Extracted records start
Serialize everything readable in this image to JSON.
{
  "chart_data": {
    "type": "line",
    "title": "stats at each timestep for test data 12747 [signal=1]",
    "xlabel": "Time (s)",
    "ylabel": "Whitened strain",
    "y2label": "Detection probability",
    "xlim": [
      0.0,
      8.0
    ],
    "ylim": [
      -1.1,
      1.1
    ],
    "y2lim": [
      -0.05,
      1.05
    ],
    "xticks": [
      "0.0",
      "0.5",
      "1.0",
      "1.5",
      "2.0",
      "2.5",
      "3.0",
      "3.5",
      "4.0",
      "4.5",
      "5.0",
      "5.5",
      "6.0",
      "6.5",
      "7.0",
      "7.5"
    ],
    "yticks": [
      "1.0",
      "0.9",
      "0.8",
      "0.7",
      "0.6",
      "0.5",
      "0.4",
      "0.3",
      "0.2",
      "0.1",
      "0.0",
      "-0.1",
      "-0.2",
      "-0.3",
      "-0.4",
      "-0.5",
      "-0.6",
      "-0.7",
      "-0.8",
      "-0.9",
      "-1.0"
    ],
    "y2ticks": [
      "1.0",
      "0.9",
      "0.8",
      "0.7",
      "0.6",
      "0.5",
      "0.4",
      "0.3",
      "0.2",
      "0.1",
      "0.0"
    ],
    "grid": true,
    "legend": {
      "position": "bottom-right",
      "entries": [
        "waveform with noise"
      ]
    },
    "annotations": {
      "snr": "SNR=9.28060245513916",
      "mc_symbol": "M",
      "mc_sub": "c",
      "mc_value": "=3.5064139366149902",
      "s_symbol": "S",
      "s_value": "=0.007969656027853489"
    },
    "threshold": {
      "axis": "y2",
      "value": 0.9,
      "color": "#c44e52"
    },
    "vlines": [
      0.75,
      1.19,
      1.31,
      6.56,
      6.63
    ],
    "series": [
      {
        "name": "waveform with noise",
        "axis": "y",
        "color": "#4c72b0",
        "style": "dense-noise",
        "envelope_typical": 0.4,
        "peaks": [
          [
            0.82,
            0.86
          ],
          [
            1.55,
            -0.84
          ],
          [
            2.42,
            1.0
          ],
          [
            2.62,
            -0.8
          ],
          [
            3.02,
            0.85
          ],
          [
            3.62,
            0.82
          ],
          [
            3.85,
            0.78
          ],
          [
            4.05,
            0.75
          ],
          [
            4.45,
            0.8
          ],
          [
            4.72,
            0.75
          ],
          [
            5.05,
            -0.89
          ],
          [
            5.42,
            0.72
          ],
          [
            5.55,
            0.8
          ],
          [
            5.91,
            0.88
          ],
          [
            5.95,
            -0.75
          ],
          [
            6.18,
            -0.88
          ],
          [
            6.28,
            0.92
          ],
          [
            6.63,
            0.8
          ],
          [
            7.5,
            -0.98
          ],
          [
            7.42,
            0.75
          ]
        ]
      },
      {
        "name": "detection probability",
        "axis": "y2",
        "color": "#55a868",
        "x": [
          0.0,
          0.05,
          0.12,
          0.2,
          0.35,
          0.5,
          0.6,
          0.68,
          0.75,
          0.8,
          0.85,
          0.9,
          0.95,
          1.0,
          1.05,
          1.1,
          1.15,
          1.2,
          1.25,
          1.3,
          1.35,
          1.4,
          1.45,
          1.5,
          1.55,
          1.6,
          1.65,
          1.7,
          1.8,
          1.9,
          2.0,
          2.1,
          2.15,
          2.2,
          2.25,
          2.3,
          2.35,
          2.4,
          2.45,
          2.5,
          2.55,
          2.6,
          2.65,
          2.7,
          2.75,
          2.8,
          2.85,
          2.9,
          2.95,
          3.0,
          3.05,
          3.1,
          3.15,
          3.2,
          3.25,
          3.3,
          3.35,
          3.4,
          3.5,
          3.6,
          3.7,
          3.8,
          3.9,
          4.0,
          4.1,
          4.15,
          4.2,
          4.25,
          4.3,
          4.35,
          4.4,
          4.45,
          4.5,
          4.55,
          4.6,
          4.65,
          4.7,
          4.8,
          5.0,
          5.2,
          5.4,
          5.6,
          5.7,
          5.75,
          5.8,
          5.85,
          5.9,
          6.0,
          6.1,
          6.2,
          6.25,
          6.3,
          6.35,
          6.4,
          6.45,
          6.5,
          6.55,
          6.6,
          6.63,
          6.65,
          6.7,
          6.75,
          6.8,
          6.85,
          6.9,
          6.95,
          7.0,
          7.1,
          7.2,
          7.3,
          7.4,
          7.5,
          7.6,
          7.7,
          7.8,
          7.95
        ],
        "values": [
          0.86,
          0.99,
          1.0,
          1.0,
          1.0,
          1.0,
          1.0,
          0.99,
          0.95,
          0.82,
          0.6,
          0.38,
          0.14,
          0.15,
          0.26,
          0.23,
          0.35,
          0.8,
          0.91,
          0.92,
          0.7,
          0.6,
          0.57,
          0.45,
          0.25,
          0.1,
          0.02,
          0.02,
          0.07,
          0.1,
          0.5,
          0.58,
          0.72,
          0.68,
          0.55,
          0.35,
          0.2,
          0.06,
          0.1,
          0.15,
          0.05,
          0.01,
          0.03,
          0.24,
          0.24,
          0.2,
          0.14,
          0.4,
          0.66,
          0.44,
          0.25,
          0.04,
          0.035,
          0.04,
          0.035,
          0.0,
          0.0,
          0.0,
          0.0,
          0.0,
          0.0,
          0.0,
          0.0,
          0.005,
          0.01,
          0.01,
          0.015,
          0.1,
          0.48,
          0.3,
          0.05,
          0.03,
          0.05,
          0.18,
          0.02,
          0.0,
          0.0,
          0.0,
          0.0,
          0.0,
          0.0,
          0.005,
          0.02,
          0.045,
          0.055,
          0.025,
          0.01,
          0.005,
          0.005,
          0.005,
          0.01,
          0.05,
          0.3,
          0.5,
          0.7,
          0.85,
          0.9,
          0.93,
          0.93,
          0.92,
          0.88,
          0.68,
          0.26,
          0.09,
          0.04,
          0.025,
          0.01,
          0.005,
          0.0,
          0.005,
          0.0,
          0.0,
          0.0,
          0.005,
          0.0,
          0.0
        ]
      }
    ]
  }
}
Extracted records end
> _Exercise_
From the data above, copy each line where the string "noise" appears.

> _Output below_
        "waveform with noise"
        "name": "waveform with noise",
        "style": "dense-noise",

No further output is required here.